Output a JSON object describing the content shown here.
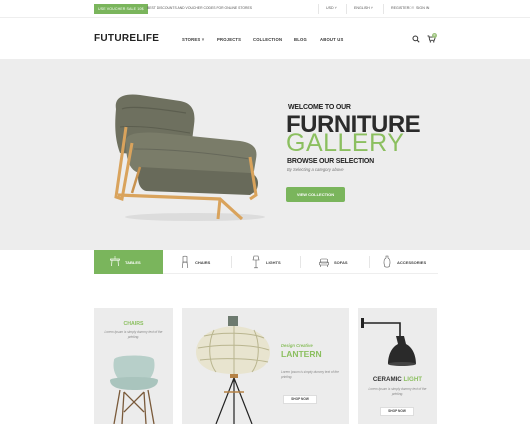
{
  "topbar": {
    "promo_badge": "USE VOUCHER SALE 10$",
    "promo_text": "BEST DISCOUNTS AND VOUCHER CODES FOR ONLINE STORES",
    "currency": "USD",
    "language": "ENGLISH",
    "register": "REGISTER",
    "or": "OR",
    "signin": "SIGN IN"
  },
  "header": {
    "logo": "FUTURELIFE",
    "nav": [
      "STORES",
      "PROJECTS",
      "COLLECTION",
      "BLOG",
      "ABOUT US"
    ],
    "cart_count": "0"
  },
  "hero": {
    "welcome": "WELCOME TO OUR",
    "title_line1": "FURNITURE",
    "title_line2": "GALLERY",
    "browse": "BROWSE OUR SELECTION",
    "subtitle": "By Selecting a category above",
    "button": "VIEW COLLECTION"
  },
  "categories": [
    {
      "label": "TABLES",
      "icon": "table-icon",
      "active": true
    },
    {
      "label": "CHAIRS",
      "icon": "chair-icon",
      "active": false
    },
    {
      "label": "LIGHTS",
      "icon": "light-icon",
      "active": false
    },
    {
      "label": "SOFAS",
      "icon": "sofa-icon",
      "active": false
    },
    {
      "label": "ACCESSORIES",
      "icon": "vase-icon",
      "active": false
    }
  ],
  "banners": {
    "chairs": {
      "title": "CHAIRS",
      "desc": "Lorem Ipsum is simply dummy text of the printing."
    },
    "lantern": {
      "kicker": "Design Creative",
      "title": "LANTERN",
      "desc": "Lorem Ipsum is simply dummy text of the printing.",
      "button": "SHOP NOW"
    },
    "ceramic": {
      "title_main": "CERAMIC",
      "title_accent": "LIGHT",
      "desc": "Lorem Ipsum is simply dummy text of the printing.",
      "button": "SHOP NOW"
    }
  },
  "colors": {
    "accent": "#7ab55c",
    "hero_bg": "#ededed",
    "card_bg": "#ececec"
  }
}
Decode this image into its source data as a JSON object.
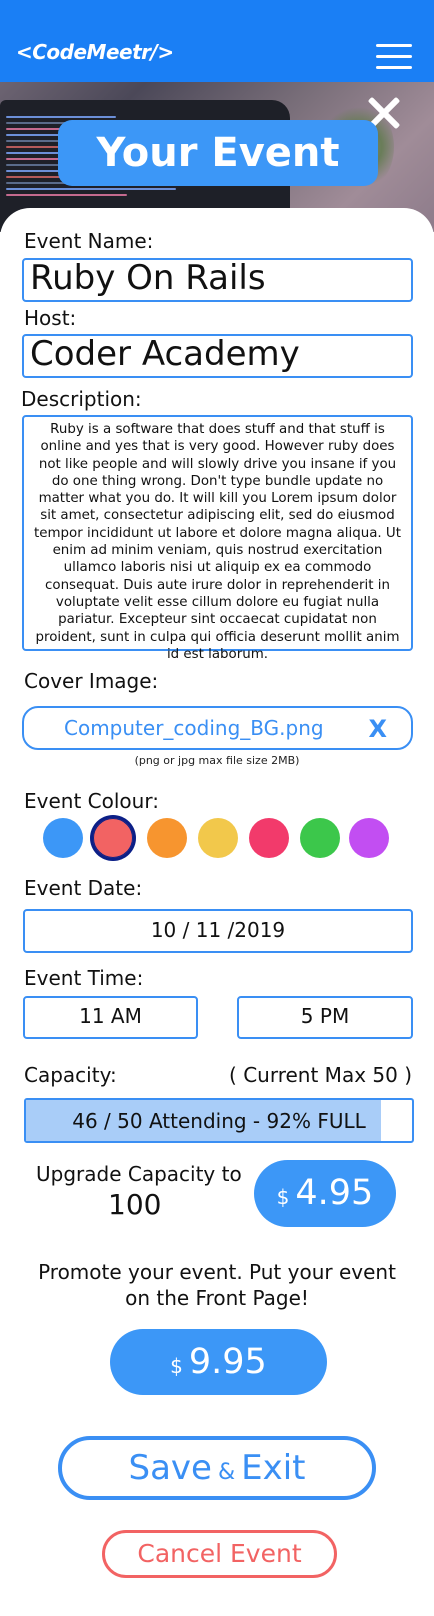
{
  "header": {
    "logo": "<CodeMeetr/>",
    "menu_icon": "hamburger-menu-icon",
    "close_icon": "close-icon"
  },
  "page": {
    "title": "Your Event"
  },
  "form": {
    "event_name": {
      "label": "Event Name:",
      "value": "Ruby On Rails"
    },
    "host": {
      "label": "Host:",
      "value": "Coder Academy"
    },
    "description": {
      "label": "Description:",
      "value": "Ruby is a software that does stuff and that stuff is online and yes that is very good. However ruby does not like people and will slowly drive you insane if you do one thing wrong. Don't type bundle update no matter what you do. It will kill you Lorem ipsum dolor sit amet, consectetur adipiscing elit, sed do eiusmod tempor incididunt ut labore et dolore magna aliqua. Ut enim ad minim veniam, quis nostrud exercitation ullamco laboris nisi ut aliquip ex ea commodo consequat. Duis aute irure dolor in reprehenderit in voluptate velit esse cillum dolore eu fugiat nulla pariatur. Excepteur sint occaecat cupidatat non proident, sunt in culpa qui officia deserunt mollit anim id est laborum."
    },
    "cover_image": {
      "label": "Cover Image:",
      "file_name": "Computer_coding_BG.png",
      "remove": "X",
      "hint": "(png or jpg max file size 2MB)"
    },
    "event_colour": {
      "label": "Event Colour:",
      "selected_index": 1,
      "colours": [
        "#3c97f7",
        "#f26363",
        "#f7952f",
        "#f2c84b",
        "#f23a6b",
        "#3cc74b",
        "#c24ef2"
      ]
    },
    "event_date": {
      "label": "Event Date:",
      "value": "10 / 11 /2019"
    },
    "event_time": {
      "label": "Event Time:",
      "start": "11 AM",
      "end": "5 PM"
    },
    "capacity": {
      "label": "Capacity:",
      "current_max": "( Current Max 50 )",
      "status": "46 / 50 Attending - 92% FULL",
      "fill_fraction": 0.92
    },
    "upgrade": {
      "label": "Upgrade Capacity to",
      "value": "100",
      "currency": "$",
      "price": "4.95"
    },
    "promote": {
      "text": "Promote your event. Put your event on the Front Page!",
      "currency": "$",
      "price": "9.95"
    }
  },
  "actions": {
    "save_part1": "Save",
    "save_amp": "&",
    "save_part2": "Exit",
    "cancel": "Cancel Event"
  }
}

__________________________________________________

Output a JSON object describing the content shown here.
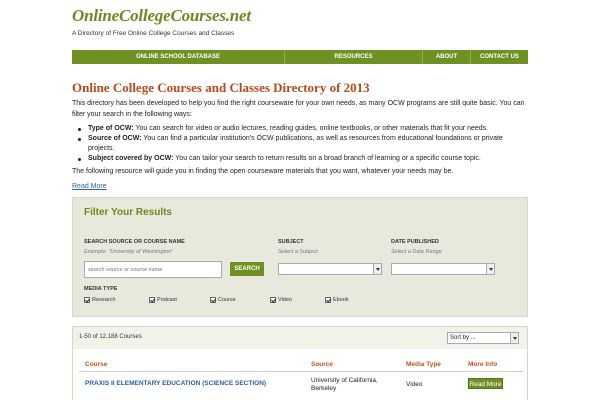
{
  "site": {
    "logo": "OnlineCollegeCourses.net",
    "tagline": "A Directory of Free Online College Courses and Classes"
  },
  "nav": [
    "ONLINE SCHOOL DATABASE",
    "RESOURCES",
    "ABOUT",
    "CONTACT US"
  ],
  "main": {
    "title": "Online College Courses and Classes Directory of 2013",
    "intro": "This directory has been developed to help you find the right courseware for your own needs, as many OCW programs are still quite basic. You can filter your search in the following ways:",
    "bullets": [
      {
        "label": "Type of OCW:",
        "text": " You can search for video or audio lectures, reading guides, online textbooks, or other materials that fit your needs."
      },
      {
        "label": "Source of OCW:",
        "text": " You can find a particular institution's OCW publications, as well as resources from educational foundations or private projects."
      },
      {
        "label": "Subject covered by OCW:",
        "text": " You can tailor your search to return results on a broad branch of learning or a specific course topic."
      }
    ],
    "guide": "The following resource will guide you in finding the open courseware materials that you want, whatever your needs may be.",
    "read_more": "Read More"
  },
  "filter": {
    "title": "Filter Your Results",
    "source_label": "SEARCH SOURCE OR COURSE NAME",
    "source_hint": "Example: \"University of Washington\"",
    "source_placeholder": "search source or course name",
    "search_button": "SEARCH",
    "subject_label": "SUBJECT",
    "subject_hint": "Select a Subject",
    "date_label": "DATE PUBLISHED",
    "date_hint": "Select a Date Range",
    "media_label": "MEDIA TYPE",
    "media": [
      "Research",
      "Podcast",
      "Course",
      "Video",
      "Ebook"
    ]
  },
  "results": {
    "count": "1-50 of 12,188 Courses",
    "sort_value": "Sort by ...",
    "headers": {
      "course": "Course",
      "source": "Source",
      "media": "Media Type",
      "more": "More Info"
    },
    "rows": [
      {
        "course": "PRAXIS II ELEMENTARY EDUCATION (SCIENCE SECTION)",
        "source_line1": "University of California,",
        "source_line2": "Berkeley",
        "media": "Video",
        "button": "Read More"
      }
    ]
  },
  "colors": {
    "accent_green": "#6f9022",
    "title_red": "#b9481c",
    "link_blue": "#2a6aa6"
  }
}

__________________________________________________

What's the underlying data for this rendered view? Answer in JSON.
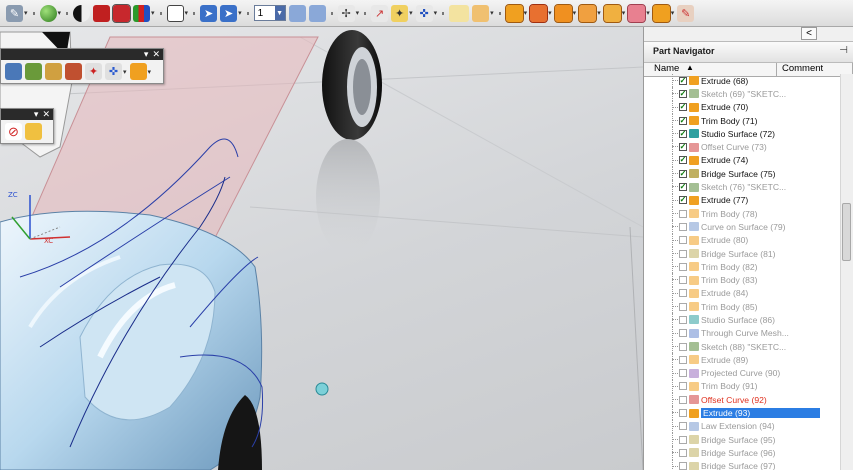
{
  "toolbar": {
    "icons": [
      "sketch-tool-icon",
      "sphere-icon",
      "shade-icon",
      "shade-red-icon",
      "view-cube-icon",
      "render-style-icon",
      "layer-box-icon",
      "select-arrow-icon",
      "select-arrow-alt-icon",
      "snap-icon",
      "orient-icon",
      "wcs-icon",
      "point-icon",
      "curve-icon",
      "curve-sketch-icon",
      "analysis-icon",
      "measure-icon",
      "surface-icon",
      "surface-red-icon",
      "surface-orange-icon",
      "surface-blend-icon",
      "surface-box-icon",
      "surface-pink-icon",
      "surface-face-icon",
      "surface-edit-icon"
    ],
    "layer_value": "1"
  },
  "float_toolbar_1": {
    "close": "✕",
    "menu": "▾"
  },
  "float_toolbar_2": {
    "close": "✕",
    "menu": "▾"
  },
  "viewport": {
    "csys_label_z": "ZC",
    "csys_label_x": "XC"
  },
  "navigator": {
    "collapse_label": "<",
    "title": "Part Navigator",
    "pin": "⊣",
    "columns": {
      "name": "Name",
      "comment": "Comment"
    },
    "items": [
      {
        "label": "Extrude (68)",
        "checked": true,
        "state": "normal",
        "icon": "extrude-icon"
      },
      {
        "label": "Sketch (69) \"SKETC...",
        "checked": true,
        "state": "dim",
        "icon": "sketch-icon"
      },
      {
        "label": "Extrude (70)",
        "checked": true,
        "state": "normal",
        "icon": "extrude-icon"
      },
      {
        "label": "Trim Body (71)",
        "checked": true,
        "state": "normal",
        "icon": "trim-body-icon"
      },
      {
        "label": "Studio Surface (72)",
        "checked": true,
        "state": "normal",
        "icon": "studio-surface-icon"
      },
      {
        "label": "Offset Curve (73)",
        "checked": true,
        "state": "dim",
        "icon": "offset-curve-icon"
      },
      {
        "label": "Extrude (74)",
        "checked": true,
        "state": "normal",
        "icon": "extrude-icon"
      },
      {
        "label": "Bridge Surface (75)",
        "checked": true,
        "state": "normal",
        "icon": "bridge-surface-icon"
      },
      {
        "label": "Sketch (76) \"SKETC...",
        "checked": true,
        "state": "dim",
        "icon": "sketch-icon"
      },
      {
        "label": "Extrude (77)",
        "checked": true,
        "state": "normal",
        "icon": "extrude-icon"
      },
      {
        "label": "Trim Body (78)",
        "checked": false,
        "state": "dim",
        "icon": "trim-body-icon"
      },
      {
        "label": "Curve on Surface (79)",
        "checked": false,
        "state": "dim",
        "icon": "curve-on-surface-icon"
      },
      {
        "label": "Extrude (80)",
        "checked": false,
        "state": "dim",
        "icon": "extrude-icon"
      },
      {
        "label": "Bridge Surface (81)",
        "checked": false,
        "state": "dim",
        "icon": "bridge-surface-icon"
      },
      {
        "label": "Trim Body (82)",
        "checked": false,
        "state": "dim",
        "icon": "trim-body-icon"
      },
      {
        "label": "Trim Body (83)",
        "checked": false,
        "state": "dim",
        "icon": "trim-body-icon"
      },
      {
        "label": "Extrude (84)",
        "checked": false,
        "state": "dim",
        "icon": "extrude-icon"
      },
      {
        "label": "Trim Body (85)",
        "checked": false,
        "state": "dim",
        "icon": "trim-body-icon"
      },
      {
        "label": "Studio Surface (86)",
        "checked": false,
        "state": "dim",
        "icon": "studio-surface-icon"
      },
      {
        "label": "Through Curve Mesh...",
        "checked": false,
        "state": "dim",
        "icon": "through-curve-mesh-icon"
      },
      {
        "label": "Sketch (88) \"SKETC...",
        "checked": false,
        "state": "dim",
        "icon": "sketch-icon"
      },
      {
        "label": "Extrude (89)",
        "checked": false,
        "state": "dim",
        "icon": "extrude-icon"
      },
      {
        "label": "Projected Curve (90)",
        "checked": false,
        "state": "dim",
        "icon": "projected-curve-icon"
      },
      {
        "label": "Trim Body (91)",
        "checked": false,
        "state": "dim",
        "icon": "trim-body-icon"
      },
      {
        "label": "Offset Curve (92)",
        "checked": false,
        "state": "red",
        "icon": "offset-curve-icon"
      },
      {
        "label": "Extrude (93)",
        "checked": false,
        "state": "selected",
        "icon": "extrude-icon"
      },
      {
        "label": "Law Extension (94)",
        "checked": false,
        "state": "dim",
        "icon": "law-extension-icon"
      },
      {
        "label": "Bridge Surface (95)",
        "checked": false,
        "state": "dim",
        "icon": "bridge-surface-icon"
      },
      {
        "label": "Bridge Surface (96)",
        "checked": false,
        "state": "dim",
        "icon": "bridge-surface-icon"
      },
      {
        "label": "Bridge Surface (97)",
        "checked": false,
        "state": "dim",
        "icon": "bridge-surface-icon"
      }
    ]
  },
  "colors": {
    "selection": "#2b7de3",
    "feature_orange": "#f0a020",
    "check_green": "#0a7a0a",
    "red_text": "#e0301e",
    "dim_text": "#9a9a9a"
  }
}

__________________________________________________

> Exercise aim
What is the number of lines above that contain the string "needs"? Answer with the number alone.

> Solution to the problem
3